→ DIRECTION
Which lines below hold the word "registrách"? Copy all of them.

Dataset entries
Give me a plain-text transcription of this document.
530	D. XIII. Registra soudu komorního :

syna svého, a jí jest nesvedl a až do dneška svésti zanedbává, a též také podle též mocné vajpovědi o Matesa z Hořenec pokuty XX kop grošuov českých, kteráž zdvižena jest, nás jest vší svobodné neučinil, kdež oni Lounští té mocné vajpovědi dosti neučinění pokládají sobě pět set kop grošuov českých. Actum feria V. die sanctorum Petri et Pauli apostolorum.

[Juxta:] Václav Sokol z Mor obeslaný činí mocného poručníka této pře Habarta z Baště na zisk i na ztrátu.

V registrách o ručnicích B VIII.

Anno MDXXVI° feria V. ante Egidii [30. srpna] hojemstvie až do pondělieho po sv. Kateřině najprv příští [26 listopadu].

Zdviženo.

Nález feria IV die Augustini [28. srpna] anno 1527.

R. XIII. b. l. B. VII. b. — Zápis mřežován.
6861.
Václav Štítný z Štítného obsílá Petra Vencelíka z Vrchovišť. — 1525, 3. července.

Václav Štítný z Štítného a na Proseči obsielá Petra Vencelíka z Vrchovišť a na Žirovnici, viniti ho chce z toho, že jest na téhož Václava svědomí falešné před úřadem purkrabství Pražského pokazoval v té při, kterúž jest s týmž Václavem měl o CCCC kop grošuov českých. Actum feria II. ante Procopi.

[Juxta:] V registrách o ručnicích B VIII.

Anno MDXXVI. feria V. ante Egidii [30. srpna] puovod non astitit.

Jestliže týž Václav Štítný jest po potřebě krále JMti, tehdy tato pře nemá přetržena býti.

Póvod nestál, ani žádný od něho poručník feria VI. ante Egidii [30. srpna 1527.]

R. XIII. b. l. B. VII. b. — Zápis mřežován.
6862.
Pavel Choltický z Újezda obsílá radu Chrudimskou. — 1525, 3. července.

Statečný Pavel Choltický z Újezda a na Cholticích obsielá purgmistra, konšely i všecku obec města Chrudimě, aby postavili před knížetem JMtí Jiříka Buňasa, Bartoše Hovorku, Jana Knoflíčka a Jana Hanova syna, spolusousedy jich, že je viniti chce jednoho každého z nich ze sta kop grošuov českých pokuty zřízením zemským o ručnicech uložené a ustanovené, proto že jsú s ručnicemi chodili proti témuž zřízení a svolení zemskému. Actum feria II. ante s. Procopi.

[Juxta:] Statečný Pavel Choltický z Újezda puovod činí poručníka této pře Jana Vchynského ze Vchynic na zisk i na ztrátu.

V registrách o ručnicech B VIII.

* * *

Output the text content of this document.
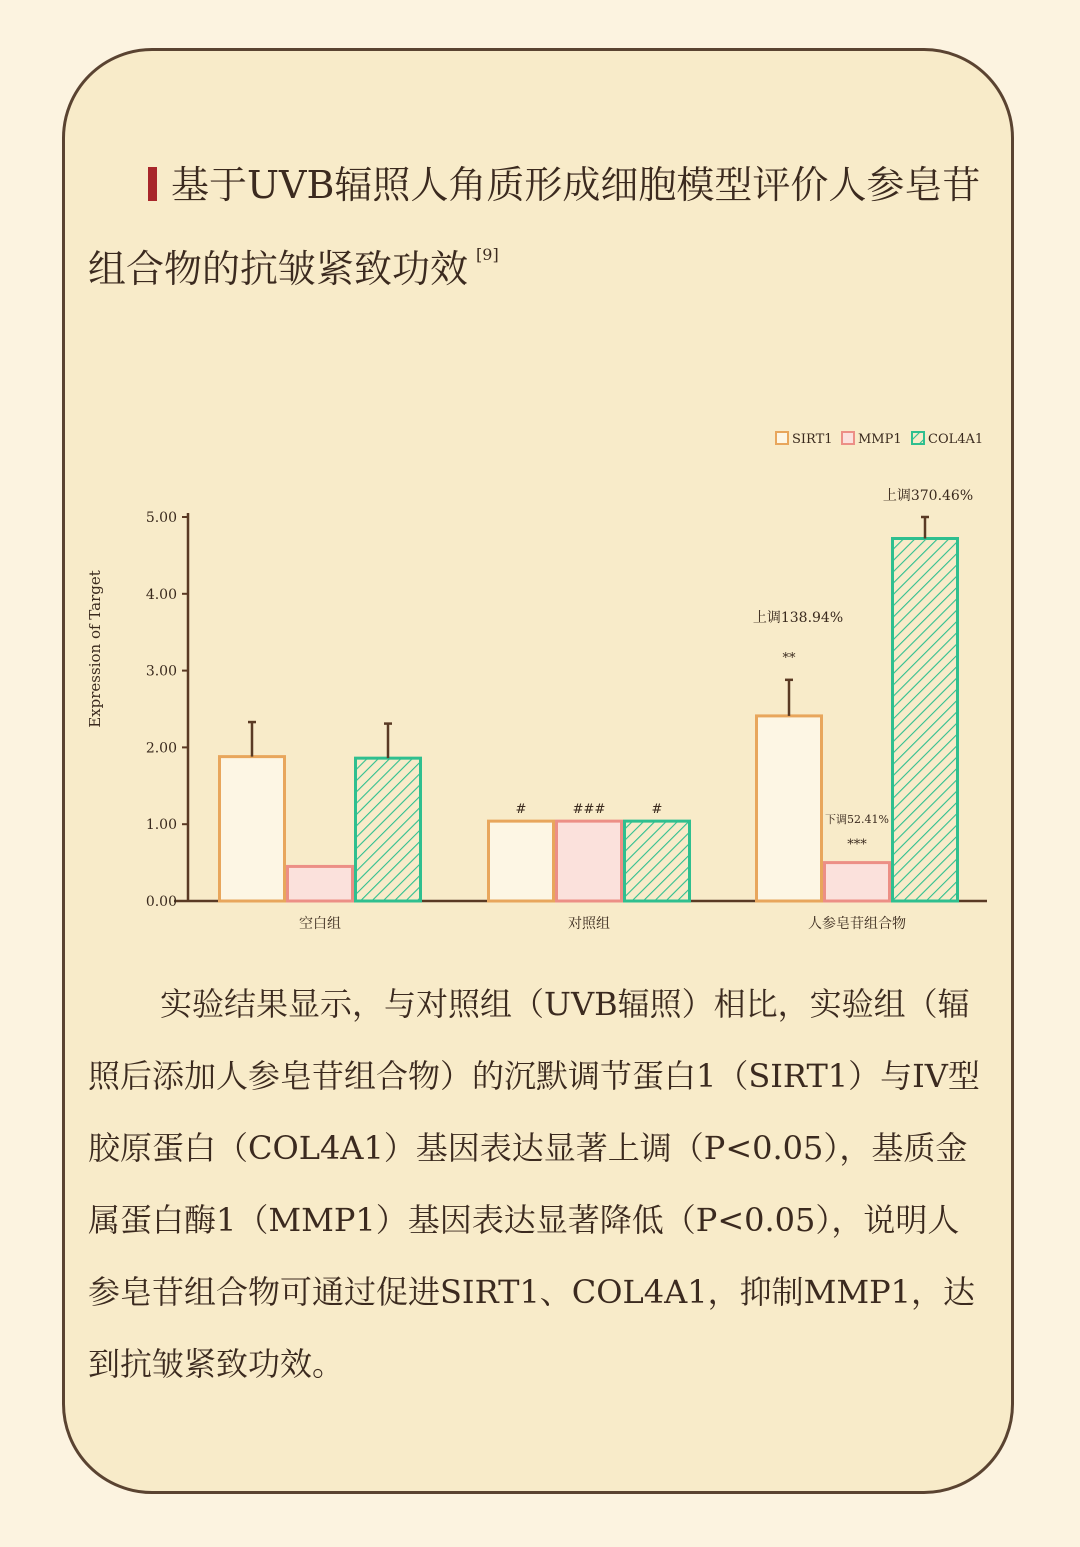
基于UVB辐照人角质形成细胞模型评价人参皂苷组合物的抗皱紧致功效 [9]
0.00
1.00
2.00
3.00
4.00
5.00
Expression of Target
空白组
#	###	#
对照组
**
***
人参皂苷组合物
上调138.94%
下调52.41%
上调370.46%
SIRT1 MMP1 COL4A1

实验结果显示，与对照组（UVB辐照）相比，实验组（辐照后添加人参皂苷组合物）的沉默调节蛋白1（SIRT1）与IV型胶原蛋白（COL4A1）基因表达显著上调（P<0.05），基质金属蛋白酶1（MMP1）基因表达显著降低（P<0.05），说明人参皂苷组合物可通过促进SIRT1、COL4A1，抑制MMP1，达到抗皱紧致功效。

→ TASK SOLUTION
V registrách o ručnicích B VIII.
[Juxta:] V registrách o ručnicích B VIII.
V registrách o ručnicech B VIII.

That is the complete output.